§ What to produce: Locate each line with the string "heading" in the listing below and copy it.

§ Data supplied:
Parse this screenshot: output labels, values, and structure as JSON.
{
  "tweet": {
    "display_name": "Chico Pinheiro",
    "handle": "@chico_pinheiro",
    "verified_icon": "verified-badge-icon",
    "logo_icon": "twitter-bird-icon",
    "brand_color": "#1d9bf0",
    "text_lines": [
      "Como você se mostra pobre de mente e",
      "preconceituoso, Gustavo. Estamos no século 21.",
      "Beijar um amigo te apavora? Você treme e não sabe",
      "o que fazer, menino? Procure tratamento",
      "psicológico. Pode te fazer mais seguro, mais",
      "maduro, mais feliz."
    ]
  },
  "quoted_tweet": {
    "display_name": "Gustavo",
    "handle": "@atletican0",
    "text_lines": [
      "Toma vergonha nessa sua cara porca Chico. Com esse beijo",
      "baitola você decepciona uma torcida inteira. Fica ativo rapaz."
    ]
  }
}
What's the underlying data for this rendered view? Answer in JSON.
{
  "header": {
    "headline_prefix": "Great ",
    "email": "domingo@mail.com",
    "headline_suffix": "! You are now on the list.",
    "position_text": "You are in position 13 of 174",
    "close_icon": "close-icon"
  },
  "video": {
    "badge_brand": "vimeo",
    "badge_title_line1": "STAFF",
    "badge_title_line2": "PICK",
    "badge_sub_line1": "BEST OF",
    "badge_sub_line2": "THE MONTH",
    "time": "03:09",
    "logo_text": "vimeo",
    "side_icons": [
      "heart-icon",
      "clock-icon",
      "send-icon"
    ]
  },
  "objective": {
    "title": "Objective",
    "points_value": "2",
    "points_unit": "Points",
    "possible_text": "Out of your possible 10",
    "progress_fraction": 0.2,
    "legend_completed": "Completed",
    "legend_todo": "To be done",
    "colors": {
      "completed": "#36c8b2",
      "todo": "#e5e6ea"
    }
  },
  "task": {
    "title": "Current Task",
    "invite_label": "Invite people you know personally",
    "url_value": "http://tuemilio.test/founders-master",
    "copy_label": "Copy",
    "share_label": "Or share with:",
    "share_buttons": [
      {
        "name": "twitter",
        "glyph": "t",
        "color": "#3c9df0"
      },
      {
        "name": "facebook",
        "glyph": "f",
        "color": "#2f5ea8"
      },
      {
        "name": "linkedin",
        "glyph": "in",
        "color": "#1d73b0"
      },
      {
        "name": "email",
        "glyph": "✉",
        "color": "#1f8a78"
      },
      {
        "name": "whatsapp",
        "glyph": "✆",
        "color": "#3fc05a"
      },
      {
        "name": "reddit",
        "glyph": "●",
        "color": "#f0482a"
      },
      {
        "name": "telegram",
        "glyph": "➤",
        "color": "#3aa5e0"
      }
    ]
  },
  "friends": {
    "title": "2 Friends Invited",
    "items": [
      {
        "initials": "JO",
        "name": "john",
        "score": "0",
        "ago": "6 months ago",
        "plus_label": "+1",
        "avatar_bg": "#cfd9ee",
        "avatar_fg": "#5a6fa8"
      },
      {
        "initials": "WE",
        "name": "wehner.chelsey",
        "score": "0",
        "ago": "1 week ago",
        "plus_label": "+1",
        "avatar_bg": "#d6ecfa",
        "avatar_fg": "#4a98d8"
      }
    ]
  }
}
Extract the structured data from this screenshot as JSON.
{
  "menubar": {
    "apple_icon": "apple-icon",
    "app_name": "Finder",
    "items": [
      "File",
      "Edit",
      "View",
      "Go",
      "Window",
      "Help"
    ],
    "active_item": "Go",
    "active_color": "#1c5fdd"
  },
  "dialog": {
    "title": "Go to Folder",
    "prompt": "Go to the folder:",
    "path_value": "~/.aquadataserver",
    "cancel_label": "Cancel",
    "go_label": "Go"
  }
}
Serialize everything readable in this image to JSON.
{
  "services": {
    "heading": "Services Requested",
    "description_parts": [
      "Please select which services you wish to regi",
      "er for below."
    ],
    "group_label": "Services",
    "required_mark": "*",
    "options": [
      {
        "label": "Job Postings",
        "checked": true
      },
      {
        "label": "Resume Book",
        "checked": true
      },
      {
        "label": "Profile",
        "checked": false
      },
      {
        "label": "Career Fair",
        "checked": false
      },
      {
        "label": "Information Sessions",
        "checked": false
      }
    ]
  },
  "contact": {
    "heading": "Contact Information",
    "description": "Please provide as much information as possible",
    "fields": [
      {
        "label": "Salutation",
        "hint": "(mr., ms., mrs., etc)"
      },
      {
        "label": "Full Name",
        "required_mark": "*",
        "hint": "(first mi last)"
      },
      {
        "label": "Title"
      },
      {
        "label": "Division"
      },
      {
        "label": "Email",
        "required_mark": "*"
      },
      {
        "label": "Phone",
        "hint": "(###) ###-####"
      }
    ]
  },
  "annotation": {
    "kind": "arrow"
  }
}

§ Answer to the task:
    "heading": "Services Requested",
    "heading": "Contact Information",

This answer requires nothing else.